* _Given information_:
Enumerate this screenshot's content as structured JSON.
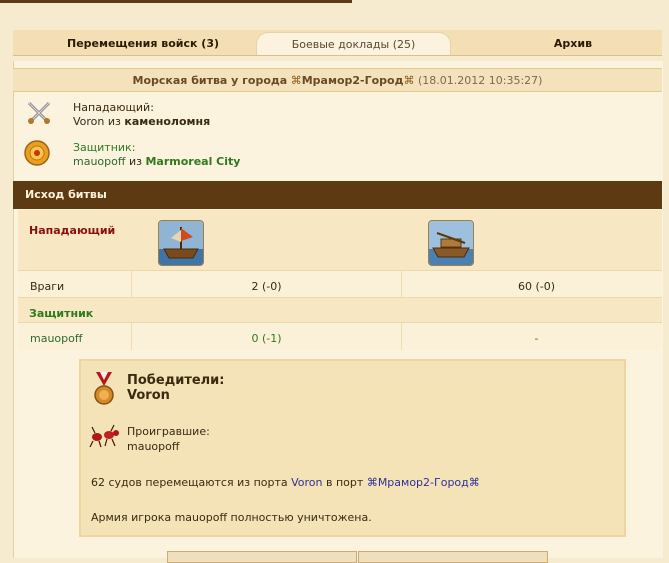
{
  "tabs": [
    {
      "label": "Перемещения войск (3)",
      "active": false
    },
    {
      "label": "Боевые доклады (25)",
      "active": true
    },
    {
      "label": "Архив",
      "active": false
    }
  ],
  "report": {
    "title_prefix": "Морская битва у города",
    "city_name": "Мрамор2-Город",
    "datetime": "(18.01.2012 10:35:27)"
  },
  "attacker": {
    "role_label": "Нападающий:",
    "name": "Voron",
    "from_word": "из",
    "location": "каменоломня"
  },
  "defender": {
    "role_label": "Защитник:",
    "name": "mauopoff",
    "from_word": "из",
    "location": "Marmoreal City"
  },
  "outcome": {
    "header": "Исход битвы",
    "attacker_label": "Нападающий",
    "defender_label": "Защитник",
    "rows": [
      {
        "name": "Враги",
        "unit1": "2 (-0)",
        "unit2": "60 (-0)"
      },
      {
        "name": "mauopoff",
        "unit1": "0 (-1)",
        "unit2": "-"
      }
    ]
  },
  "summary": {
    "winners_label": "Победители:",
    "winner": "Voron",
    "losers_label": "Проигравшие:",
    "loser": "mauopoff",
    "ships_prefix": "62 судов перемещаются из порта",
    "ships_from": "Voron",
    "ships_mid": "в порт",
    "ships_to": "Мрамор2-Город",
    "destroyed": "Армия игрока mauopoff полностью уничтожена."
  },
  "colors": {
    "dark_bar": "#5e3a13",
    "attacker_red": "#8b1010",
    "defender_green": "#2f7a1f",
    "link_blue": "#30309a"
  }
}
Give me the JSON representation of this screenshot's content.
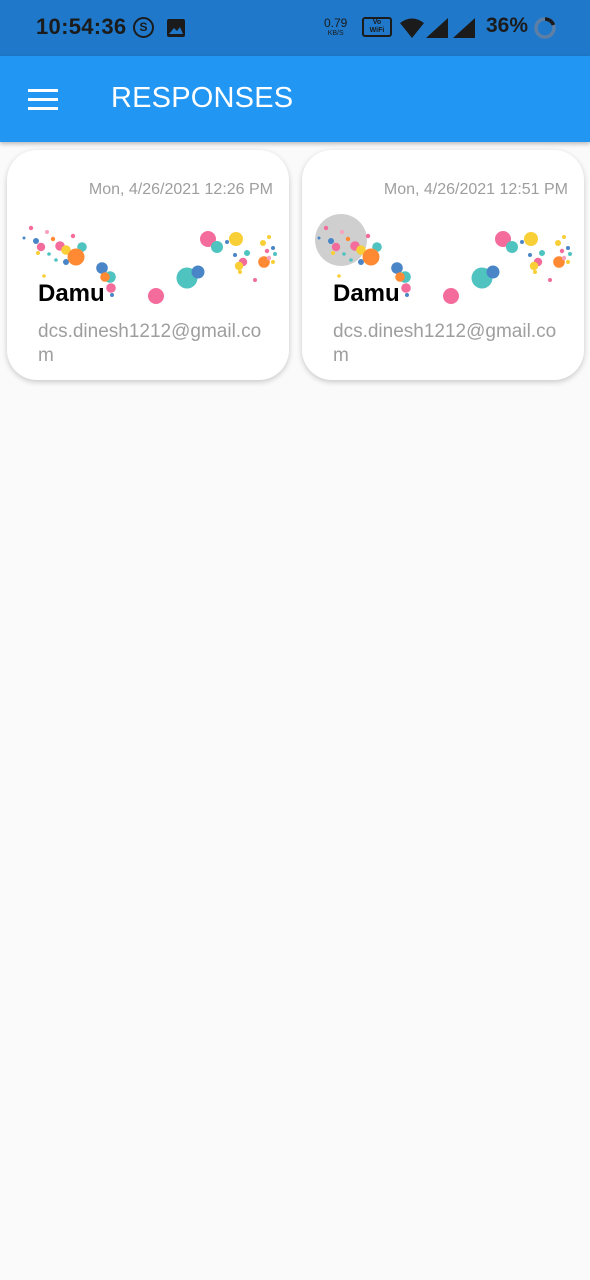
{
  "status_bar": {
    "time": "10:54:36",
    "s_badge": "S",
    "speed_value": "0.79",
    "speed_unit": "KB/S",
    "vowifi_line1": "Vo",
    "vowifi_line2": "WiFi",
    "battery": "36%"
  },
  "app_bar": {
    "title": "RESPONSES",
    "background": "#2196f3"
  },
  "responses": [
    {
      "date": "Mon, 4/26/2021 12:26 PM",
      "name": "Damu",
      "email": "dcs.dinesh1212@gmail.com"
    },
    {
      "date": "Mon, 4/26/2021 12:51 PM",
      "name": "Damu",
      "email": "dcs.dinesh1212@gmail.com"
    }
  ],
  "confetti_colors": [
    "#f7a1c0",
    "#f36c9b",
    "#4fc3c0",
    "#ff8a33",
    "#f9cf37",
    "#4a86c7"
  ]
}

* _Written request_: Only the number is wanted: how many lines of the material above include the word "location"?

* _Solution_: 2